* **TASK GOAL**
Reproduce the listing below without any change.

* **RECORDS**
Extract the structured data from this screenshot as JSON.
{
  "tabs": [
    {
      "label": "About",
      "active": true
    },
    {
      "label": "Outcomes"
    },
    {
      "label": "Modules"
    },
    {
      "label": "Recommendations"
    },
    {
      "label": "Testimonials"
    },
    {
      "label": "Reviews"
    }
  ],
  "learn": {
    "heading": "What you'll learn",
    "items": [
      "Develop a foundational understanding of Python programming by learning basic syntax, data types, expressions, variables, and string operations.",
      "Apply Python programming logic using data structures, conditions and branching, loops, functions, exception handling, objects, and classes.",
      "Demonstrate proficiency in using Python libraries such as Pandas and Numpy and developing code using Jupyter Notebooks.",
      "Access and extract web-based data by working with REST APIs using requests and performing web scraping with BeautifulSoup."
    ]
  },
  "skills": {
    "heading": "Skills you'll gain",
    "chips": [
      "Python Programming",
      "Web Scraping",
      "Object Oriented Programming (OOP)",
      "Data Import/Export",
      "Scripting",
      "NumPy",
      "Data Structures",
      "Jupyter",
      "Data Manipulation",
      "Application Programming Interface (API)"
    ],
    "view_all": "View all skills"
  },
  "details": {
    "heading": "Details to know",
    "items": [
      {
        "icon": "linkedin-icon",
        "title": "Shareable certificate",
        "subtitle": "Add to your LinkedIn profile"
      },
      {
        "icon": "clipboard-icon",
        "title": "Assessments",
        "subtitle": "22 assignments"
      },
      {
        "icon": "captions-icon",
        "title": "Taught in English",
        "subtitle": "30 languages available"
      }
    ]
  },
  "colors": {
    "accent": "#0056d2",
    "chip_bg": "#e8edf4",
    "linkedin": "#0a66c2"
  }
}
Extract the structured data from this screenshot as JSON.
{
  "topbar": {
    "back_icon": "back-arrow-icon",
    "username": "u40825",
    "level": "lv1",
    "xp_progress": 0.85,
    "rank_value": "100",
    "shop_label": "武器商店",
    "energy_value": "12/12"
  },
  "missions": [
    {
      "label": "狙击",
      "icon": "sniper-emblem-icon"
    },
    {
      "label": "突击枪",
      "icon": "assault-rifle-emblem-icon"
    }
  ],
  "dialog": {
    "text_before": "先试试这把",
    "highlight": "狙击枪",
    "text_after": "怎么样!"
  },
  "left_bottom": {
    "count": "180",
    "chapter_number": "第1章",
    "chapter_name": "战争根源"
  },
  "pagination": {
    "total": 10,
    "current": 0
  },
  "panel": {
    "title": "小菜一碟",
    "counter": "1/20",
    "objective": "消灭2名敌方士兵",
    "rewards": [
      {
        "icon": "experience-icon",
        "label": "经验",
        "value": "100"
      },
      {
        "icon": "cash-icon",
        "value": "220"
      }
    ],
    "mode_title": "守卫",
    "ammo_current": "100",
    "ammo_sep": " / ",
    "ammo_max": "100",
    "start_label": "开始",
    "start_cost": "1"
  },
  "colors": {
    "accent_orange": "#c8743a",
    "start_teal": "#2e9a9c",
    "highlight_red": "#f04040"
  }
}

* **RESPONSE**
Extract the structured data from this screenshot as JSON.
{
  "tabs": [
    {
      "label": "About",
      "active": true
    },
    {
      "label": "Outcomes"
    },
    {
      "label": "Modules"
    },
    {
      "label": "Recommendations"
    },
    {
      "label": "Testimonials"
    },
    {
      "label": "Reviews"
    }
  ],
  "learn": {
    "heading": "What you'll learn",
    "items": [
      "Develop a foundational understanding of Python programming by learning basic syntax, data types, expressions, variables, and string operations.",
      "Apply Python programming logic using data structures, conditions and branching, loops, functions, exception handling, objects, and classes.",
      "Demonstrate proficiency in using Python libraries such as Pandas and Numpy and developing code using Jupyter Notebooks.",
      "Access and extract web-based data by working with REST APIs using requests and performing web scraping with BeautifulSoup."
    ]
  },
  "skills": {
    "heading": "Skills you'll gain",
    "chips": [
      "Python Programming",
      "Web Scraping",
      "Object Oriented Programming (OOP)",
      "Data Import/Export",
      "Scripting",
      "NumPy",
      "Data Structures",
      "Jupyter",
      "Data Manipulation",
      "Application Programming Interface (API)"
    ],
    "view_all": "View all skills"
  },
  "details": {
    "heading": "Details to know",
    "items": [
      {
        "icon": "linkedin-icon",
        "title": "Shareable certificate",
        "subtitle": "Add to your LinkedIn profile"
      },
      {
        "icon": "clipboard-icon",
        "title": "Assessments",
        "subtitle": "22 assignments"
      },
      {
        "icon": "captions-icon",
        "title": "Taught in English",
        "subtitle": "30 languages available"
      }
    ]
  },
  "colors": {
    "accent": "#0056d2",
    "chip_bg": "#e8edf4",
    "linkedin": "#0a66c2"
  }
}
Extract the structured data from this screenshot as JSON.
{
  "topbar": {
    "back_icon": "back-arrow-icon",
    "username": "u40825",
    "level": "lv1",
    "xp_progress": 0.85,
    "rank_value": "100",
    "shop_label": "武器商店",
    "energy_value": "12/12"
  },
  "missions": [
    {
      "label": "狙击",
      "icon": "sniper-emblem-icon"
    },
    {
      "label": "突击枪",
      "icon": "assault-rifle-emblem-icon"
    }
  ],
  "dialog": {
    "text_before": "先试试这把",
    "highlight": "狙击枪",
    "text_after": "怎么样!"
  },
  "left_bottom": {
    "count": "180",
    "chapter_number": "第1章",
    "chapter_name": "战争根源"
  },
  "pagination": {
    "total": 10,
    "current": 0
  },
  "panel": {
    "title": "小菜一碟",
    "counter": "1/20",
    "objective": "消灭2名敌方士兵",
    "rewards": [
      {
        "icon": "experience-icon",
        "label": "经验",
        "value": "100"
      },
      {
        "icon": "cash-icon",
        "value": "220"
      }
    ],
    "mode_title": "守卫",
    "ammo_current": "100",
    "ammo_sep": " / ",
    "ammo_max": "100",
    "start_label": "开始",
    "start_cost": "1"
  },
  "colors": {
    "accent_orange": "#c8743a",
    "start_teal": "#2e9a9c",
    "highlight_red": "#f04040"
  }
}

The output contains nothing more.